» **Data provided**
┄┄┄┄┄┄┄┄┄┄
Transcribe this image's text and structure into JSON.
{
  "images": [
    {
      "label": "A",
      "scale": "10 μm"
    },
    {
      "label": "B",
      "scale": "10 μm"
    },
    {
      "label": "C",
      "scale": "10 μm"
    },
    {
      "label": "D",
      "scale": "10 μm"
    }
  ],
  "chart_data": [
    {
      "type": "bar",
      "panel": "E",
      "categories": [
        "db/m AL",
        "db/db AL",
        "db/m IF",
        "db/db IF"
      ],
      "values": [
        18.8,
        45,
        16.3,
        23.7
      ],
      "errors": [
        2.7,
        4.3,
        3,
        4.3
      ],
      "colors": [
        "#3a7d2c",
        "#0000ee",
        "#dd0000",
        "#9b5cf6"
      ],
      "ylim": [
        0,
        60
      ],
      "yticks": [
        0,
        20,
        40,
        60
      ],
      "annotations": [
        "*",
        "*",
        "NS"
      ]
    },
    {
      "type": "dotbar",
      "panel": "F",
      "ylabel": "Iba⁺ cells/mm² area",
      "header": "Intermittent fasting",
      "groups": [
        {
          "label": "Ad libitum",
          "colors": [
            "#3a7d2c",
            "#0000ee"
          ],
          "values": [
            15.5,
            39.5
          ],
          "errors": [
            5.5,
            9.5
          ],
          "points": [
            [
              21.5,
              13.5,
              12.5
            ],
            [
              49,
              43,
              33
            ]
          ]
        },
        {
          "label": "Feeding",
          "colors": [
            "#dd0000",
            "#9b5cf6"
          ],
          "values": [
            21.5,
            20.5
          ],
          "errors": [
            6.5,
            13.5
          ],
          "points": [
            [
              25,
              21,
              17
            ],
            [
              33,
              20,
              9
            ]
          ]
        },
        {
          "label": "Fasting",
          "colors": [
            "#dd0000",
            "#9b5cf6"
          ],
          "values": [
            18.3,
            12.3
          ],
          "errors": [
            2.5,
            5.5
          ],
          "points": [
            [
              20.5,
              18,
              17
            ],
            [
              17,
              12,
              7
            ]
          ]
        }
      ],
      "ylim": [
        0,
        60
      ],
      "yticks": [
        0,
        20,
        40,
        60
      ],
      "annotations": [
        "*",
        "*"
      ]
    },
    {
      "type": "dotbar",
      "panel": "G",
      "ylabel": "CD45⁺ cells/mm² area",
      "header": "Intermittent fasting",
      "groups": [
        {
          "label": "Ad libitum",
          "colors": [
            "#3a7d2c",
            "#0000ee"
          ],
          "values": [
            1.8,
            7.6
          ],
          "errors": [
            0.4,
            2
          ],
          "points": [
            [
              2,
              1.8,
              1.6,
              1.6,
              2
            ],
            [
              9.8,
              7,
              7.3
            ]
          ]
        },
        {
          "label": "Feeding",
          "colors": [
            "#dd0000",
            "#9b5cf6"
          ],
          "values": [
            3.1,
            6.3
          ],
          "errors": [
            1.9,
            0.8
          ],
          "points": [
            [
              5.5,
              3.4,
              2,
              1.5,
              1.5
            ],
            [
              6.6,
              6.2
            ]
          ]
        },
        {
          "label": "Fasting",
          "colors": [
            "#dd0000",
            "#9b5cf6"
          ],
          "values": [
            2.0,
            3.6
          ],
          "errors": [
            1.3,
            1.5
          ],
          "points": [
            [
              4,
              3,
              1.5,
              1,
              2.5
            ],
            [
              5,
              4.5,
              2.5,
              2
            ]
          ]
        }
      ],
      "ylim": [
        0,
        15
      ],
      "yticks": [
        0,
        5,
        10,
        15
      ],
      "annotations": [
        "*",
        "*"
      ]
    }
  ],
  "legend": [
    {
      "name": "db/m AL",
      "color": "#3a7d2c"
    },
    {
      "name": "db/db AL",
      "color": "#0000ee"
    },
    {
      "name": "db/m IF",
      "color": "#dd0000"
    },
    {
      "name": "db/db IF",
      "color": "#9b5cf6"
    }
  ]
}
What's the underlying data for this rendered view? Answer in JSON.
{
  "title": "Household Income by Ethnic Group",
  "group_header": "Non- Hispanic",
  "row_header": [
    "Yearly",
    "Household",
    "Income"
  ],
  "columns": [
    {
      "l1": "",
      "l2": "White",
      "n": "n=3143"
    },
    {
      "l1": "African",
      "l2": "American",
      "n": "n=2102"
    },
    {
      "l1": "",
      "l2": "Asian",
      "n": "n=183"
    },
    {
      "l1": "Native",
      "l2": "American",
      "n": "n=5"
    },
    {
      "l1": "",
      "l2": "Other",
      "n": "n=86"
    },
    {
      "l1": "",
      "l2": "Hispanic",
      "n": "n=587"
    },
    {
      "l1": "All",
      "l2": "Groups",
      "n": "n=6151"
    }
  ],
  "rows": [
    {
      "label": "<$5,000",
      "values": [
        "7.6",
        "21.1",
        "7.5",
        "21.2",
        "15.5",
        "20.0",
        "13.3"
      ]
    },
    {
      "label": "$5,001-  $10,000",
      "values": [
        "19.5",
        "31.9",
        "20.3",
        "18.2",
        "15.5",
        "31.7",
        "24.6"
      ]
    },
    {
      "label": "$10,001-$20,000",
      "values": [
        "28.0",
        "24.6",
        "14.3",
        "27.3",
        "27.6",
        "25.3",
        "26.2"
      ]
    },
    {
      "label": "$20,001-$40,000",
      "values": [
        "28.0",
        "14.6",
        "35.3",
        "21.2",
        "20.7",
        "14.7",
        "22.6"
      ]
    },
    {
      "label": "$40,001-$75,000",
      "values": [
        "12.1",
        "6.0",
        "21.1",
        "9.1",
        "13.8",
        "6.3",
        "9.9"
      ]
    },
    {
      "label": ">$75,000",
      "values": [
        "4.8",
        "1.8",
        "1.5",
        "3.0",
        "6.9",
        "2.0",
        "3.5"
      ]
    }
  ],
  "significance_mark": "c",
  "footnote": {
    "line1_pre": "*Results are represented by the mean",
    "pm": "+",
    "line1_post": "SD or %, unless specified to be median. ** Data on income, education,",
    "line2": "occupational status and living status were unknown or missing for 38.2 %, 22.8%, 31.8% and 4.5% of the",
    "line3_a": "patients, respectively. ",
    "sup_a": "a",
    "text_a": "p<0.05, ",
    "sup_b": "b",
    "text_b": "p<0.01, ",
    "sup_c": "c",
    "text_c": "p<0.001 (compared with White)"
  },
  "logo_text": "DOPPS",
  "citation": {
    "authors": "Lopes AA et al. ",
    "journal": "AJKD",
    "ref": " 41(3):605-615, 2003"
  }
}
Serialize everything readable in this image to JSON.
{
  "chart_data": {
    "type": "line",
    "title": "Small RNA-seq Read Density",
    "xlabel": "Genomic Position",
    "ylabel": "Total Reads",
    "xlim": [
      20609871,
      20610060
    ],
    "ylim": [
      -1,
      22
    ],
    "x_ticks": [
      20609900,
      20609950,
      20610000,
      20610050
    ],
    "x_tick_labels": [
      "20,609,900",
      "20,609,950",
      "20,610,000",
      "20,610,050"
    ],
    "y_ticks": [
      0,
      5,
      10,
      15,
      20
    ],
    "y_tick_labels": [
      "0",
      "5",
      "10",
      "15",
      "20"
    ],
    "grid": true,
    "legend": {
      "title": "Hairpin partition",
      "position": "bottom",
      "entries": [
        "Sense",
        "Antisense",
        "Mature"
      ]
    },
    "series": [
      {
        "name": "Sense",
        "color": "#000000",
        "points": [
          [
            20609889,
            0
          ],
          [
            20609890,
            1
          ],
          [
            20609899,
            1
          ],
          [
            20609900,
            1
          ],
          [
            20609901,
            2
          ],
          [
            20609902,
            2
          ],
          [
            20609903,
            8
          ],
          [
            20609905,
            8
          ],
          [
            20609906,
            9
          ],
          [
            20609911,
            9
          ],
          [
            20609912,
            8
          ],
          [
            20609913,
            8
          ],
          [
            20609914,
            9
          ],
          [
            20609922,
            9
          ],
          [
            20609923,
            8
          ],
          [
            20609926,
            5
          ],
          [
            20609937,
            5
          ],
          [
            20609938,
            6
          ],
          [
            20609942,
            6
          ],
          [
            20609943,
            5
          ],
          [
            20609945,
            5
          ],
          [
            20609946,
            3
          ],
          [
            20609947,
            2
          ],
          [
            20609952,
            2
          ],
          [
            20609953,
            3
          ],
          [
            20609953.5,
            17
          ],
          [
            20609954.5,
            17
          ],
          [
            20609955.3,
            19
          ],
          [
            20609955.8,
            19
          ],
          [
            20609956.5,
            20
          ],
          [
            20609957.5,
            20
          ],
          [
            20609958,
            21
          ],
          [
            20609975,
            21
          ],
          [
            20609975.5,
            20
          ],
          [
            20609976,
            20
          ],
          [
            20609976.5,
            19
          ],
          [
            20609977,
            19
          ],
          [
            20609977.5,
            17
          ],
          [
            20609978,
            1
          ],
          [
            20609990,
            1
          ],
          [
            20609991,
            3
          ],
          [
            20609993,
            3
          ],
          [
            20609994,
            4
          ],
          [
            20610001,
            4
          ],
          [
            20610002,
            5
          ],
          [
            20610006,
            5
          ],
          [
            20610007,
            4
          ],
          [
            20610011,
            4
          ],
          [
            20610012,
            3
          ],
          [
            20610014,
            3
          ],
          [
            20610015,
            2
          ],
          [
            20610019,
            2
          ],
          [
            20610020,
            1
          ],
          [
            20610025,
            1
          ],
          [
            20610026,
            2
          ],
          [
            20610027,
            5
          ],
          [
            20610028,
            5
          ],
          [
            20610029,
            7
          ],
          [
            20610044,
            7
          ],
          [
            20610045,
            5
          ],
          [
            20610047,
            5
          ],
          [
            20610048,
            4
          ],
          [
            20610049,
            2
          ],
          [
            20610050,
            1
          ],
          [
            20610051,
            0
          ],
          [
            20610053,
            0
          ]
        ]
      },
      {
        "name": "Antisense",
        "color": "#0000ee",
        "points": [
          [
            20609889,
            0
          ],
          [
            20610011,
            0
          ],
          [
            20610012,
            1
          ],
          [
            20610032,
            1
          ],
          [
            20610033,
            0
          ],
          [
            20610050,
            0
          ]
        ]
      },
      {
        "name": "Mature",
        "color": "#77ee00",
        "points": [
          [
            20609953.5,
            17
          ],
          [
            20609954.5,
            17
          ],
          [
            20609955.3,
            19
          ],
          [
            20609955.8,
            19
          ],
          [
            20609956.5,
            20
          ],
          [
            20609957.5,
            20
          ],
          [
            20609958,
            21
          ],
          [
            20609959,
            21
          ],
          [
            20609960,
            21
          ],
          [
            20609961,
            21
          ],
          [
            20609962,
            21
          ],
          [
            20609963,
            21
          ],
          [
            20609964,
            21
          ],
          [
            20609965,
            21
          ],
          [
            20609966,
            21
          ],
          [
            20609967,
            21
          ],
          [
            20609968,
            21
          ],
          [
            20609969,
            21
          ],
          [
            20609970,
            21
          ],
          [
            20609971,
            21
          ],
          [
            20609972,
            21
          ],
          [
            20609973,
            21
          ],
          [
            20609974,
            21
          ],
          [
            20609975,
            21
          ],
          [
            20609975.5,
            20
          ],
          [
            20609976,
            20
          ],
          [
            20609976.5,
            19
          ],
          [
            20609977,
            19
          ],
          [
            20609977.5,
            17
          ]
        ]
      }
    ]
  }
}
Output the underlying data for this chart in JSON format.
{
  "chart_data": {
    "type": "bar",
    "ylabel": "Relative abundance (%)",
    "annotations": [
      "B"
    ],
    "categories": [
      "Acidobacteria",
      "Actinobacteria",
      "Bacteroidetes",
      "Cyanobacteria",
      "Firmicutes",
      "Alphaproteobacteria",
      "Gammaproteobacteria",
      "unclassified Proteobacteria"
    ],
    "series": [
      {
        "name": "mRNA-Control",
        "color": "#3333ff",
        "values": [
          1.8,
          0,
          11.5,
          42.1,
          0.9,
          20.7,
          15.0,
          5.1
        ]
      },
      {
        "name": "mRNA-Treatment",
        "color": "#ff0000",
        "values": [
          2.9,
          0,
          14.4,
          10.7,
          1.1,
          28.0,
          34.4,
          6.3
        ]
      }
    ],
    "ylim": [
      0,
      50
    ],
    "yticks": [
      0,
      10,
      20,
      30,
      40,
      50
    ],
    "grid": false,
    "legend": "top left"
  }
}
┄┄┄┄┄┄┄┄┄┄
» **Exercise brief**
Go through the records line by line and count those that contain the string "White". Answer with the count alone.

» **Response to this task**
2